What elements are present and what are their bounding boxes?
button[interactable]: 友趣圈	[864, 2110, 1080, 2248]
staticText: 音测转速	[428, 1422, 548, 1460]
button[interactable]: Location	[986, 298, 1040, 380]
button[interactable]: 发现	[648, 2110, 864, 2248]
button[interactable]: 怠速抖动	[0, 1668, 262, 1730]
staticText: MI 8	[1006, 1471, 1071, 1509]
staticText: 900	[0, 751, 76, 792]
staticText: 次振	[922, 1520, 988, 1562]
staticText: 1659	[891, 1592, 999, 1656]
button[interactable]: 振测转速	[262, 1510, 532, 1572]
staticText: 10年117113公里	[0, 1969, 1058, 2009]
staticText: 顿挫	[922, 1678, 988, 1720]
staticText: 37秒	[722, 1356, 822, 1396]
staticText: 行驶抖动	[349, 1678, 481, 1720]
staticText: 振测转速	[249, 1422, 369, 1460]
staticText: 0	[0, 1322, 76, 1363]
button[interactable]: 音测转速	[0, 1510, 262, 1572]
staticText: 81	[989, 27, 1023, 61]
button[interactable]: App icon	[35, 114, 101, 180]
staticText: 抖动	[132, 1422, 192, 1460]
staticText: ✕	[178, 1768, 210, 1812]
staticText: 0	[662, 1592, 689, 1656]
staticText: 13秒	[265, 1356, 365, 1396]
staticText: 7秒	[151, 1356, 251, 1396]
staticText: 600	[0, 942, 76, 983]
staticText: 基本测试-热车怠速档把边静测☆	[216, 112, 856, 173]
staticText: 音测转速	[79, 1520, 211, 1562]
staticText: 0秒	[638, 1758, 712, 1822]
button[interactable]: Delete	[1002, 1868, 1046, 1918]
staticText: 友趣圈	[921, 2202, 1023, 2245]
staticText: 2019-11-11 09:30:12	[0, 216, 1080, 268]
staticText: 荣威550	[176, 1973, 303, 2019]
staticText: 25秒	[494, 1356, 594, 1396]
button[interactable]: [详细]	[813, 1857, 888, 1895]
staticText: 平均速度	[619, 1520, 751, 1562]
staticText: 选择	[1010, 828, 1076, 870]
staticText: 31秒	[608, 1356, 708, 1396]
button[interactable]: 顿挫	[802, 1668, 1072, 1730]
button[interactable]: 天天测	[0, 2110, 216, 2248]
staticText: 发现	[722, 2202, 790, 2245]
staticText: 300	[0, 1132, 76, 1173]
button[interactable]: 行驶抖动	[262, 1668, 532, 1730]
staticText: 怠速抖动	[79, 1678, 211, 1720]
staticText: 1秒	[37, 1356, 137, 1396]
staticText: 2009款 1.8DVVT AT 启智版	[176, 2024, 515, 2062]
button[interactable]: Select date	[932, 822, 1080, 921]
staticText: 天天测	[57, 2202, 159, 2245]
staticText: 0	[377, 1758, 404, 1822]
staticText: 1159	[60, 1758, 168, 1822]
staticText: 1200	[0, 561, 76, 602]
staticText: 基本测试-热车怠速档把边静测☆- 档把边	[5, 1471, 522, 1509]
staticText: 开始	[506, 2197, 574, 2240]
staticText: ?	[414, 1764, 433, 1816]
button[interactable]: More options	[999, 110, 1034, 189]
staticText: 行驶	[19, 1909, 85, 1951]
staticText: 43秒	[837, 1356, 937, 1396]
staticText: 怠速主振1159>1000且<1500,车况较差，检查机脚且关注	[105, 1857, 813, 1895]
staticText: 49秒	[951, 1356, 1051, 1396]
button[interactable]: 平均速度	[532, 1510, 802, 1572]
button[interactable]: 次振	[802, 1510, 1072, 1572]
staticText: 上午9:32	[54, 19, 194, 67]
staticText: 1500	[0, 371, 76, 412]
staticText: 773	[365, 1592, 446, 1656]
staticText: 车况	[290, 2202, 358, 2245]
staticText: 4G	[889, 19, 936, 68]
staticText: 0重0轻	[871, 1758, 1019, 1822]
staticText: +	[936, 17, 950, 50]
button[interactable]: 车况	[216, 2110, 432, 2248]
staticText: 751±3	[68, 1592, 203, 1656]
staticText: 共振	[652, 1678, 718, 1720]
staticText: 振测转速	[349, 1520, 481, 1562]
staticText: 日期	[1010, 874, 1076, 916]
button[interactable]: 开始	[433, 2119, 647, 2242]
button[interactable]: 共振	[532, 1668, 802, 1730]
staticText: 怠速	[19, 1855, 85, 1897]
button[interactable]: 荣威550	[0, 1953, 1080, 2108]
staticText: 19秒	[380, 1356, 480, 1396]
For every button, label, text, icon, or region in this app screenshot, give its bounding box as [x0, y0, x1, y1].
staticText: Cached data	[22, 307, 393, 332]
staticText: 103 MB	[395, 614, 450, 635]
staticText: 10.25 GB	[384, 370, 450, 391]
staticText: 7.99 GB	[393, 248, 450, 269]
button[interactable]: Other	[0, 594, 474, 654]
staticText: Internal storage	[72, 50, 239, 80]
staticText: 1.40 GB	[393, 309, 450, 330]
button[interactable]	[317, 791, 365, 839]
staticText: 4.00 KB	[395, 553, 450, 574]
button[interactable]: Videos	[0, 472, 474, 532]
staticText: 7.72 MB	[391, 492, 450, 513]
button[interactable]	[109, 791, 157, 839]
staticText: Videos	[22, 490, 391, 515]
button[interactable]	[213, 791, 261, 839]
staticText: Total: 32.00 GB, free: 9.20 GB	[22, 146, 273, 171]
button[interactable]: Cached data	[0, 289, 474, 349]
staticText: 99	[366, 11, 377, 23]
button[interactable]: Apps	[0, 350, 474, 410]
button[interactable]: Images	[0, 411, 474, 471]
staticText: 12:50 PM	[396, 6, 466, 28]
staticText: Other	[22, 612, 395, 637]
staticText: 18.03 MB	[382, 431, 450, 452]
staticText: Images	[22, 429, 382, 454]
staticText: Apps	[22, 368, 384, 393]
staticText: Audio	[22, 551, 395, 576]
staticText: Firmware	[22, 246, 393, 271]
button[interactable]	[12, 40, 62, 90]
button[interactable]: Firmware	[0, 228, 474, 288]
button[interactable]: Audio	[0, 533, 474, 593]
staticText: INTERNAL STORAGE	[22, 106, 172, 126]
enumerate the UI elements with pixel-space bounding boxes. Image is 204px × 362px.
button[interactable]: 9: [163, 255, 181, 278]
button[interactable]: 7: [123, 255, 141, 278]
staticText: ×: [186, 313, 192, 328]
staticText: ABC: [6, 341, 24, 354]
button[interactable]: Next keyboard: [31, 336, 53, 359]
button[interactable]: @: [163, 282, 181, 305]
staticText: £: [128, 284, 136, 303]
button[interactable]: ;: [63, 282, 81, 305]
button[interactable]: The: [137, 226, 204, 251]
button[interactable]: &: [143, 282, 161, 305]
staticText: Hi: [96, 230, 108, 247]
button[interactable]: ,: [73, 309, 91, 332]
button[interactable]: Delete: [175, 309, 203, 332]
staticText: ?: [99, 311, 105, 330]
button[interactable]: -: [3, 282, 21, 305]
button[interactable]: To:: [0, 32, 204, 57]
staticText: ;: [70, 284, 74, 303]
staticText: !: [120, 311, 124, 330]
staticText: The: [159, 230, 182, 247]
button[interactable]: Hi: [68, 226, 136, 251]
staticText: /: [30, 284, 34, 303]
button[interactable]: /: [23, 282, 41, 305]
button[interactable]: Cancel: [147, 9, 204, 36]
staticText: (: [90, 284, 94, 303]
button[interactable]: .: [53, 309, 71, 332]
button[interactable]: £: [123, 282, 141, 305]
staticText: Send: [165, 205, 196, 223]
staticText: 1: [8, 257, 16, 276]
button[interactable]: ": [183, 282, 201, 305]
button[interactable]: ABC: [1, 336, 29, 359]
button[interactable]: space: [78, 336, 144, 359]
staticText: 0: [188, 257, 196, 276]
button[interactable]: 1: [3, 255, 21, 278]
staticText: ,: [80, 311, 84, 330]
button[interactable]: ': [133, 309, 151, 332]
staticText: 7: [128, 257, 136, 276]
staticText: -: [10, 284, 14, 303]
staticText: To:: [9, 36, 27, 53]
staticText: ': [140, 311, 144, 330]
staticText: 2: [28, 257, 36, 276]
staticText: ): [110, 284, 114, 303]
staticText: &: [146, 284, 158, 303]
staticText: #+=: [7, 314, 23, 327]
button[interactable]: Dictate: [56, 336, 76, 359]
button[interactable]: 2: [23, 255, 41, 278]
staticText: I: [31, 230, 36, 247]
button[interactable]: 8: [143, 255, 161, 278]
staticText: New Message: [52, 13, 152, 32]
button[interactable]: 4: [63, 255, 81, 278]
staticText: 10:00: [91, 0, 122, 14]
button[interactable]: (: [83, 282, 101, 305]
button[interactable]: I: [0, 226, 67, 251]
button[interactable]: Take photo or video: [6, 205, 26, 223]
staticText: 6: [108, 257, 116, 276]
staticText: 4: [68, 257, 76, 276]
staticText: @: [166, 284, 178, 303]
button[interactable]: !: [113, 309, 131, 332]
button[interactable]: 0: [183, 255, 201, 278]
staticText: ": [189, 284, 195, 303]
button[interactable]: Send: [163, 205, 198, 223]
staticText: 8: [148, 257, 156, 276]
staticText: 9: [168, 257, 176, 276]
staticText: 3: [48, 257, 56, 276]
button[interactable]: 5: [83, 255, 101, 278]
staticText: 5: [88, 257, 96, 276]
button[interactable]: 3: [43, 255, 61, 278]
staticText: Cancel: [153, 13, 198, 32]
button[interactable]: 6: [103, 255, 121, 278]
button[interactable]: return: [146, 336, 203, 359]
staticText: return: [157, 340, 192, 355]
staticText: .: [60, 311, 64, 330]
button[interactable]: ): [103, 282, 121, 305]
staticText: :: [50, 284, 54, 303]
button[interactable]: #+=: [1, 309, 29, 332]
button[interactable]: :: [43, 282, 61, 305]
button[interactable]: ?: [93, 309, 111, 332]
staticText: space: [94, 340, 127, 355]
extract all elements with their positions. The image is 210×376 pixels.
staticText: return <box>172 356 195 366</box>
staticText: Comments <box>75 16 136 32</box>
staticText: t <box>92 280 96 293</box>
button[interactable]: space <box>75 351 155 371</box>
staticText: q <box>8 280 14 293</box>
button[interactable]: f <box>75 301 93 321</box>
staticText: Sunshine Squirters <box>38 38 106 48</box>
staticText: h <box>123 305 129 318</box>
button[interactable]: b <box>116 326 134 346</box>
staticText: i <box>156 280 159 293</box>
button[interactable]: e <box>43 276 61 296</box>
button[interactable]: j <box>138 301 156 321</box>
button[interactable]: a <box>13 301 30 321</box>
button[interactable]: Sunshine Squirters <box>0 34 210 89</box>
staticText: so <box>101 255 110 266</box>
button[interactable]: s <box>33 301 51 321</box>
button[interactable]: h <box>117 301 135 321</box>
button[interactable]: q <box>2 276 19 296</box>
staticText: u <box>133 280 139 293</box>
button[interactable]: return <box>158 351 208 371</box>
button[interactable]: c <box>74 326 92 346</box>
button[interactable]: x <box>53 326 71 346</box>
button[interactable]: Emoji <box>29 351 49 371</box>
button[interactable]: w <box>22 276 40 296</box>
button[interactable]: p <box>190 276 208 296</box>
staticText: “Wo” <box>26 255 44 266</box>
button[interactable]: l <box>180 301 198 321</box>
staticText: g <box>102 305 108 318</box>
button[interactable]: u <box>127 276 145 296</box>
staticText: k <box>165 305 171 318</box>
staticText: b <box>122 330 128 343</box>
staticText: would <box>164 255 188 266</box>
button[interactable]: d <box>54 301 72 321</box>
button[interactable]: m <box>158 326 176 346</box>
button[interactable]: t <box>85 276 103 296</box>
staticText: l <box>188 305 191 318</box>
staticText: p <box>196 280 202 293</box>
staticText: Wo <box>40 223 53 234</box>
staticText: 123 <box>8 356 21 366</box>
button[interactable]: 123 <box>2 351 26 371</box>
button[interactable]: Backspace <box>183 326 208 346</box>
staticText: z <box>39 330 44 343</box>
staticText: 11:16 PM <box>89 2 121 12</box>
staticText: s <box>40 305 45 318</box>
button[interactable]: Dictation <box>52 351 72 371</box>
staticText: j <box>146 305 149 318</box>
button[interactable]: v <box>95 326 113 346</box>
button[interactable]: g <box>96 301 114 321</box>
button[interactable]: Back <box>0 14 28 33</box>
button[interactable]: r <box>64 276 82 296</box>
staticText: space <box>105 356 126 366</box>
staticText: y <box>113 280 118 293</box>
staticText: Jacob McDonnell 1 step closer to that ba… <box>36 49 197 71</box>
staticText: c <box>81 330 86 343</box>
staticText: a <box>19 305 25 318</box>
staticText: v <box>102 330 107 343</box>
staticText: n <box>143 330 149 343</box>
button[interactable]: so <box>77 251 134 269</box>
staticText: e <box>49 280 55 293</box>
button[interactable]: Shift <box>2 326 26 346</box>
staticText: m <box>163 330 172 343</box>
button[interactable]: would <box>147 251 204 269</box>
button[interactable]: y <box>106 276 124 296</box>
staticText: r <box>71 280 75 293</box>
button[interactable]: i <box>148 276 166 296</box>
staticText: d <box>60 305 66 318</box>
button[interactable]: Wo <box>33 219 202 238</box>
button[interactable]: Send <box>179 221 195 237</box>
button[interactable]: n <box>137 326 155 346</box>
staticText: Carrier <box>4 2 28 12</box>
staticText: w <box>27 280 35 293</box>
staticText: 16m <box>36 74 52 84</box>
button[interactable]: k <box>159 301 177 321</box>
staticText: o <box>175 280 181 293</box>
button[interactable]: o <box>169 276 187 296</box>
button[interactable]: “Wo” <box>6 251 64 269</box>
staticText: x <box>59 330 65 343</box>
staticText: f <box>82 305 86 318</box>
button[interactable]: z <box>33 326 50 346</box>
══════════════════════════════
=== WHAT TO WORK ON ===
Copy the stretch of material above from its first line through the line that contains "1592, 999, 1656]", both included, reproducing every line unchanged.

=== WRITTEN SOLUTION ===
What elements are present and what are their bounding boxes?
button[interactable]: 友趣圈	[864, 2110, 1080, 2248]
staticText: 音测转速	[428, 1422, 548, 1460]
button[interactable]: Location	[986, 298, 1040, 380]
button[interactable]: 发现	[648, 2110, 864, 2248]
button[interactable]: 怠速抖动	[0, 1668, 262, 1730]
staticText: MI 8	[1006, 1471, 1071, 1509]
staticText: 900	[0, 751, 76, 792]
staticText: 次振	[922, 1520, 988, 1562]
staticText: 1659	[891, 1592, 999, 1656]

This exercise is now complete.